··· INPUT MATERIAL

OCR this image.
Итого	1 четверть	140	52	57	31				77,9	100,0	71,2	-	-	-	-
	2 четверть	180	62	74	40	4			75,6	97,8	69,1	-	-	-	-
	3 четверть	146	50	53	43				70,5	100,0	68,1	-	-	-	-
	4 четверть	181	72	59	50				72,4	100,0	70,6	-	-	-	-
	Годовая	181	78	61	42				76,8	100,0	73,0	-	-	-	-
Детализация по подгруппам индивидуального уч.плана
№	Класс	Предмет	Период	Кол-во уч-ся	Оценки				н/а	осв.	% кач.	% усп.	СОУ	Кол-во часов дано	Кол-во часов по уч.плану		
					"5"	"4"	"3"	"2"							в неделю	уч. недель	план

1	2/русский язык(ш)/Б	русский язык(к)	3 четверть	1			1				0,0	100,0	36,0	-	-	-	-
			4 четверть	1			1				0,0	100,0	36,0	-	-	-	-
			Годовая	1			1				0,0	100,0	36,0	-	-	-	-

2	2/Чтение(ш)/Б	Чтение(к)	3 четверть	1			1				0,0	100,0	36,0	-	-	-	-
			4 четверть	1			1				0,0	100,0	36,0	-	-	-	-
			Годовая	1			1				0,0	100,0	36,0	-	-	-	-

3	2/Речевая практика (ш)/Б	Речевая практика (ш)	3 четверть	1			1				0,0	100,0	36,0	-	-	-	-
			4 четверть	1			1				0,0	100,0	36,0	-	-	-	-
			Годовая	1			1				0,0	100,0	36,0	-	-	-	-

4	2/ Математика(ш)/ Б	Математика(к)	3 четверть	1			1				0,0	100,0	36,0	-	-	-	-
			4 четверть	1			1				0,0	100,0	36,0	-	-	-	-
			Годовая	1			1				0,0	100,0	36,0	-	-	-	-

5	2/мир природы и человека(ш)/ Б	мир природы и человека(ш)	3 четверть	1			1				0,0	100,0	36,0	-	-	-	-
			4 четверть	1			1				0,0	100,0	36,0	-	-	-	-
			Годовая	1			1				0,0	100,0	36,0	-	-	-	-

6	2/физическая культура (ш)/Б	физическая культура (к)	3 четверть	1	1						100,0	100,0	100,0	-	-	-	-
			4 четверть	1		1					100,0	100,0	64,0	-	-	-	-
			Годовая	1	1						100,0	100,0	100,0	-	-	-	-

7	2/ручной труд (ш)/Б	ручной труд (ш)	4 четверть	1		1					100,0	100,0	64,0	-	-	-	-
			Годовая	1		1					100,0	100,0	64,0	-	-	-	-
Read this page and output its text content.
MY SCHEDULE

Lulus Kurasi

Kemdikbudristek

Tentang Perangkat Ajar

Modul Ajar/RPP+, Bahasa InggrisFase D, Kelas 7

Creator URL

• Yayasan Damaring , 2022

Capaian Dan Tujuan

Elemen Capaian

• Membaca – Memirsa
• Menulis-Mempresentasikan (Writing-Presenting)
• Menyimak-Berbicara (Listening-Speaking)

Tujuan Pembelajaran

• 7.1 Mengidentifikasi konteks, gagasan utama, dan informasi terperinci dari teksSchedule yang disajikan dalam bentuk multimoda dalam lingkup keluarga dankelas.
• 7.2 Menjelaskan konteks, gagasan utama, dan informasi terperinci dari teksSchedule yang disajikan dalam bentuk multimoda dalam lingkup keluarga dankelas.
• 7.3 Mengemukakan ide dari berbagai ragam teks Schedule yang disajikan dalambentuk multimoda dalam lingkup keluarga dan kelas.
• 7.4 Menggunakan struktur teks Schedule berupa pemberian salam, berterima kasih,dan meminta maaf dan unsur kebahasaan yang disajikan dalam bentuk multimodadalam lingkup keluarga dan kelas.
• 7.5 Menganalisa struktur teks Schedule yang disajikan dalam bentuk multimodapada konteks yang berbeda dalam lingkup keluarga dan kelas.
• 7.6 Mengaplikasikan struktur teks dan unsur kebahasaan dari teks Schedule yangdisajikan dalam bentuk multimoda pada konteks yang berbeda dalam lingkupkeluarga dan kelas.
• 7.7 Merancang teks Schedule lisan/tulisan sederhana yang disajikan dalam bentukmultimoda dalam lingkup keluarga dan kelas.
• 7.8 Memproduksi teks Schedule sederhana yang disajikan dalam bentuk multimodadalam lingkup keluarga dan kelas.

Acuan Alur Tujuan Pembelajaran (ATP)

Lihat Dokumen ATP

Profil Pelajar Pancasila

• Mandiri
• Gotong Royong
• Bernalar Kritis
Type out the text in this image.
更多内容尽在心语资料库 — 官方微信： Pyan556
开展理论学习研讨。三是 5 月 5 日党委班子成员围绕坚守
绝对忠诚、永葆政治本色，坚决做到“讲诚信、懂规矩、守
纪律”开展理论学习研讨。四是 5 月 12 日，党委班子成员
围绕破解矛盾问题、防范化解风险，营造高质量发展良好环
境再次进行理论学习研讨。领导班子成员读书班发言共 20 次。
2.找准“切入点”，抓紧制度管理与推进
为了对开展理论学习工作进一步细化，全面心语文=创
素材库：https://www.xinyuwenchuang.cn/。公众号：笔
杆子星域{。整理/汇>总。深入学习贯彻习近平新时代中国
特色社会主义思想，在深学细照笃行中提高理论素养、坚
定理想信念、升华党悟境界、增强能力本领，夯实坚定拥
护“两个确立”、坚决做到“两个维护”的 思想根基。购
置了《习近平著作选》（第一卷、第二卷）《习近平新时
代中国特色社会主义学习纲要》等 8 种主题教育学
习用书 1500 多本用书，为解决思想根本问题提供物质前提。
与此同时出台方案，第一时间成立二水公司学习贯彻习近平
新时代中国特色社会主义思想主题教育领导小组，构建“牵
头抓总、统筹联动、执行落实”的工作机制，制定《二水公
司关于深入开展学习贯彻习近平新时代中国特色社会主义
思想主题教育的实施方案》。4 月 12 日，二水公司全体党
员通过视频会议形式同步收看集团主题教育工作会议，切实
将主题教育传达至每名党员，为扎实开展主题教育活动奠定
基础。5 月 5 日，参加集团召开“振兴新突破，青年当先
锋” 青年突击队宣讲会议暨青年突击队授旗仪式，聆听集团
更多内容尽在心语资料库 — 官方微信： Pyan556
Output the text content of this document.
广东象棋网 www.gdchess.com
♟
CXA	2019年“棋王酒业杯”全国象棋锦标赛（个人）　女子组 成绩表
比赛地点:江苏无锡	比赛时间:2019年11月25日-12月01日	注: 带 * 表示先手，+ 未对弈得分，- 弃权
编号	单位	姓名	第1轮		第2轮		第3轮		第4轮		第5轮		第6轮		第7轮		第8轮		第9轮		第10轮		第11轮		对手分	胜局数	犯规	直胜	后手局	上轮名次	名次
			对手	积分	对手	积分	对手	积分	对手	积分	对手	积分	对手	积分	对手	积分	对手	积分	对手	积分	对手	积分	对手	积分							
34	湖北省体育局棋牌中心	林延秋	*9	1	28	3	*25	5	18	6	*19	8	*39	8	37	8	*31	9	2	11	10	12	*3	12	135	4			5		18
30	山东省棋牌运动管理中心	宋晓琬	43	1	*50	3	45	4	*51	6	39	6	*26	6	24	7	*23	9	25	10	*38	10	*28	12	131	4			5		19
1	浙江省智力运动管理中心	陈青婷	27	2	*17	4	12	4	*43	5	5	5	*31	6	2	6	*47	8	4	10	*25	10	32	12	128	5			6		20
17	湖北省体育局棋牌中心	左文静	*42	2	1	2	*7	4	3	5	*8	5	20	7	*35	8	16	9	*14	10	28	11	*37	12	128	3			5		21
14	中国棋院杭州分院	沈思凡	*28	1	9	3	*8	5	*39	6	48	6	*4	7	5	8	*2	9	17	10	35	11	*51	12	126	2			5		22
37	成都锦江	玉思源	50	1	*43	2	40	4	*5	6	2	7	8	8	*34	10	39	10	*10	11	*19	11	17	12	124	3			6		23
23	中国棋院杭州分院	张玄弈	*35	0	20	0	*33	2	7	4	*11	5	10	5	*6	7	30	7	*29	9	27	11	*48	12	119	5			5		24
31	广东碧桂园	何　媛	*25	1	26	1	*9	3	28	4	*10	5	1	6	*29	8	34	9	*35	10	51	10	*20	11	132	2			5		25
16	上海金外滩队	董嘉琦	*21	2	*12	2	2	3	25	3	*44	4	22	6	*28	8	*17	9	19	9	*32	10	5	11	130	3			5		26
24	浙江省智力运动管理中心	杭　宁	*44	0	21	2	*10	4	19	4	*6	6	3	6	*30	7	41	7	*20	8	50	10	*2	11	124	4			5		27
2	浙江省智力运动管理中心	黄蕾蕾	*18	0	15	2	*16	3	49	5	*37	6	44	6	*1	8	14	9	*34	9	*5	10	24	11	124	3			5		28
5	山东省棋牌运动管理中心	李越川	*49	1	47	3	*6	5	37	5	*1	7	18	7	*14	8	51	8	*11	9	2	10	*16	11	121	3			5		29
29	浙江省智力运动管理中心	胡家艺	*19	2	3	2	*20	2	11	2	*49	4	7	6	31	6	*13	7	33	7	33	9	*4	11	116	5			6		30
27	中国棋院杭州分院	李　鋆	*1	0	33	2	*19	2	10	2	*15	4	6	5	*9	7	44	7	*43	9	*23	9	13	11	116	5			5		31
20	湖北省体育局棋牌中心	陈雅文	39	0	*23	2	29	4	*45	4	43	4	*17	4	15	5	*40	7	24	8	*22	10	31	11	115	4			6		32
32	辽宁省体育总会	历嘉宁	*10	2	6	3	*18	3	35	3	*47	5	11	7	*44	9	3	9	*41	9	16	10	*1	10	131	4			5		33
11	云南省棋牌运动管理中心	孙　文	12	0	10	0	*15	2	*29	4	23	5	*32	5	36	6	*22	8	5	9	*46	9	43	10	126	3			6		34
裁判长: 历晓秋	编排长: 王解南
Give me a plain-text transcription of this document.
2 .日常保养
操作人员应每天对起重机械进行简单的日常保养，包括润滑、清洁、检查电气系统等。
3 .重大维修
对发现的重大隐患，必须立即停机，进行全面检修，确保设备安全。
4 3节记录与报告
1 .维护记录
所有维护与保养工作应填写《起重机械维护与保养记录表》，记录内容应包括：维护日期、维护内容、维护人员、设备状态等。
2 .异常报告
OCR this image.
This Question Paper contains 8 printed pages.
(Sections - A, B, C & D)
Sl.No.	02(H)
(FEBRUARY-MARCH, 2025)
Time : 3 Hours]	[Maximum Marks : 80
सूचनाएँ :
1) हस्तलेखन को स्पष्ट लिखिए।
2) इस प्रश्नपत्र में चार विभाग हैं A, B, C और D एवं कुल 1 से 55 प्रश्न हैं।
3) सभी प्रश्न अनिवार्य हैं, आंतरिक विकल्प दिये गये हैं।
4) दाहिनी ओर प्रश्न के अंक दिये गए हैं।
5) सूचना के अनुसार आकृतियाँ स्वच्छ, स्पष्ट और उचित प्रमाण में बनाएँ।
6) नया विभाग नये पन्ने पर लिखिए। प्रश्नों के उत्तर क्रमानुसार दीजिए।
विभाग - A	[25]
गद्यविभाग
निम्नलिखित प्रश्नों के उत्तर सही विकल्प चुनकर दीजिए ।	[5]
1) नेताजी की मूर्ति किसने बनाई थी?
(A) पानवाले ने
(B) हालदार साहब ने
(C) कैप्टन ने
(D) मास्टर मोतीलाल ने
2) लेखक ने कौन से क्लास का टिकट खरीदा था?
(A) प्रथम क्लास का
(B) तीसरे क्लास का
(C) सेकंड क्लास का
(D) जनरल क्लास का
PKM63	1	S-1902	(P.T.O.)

······

- _EXERCISE PROMPT_
Find each line in the records holding the string "content" and show it.

- _ANSWER IN FULL_
Read this page and output its text content.
Output the text content of this document.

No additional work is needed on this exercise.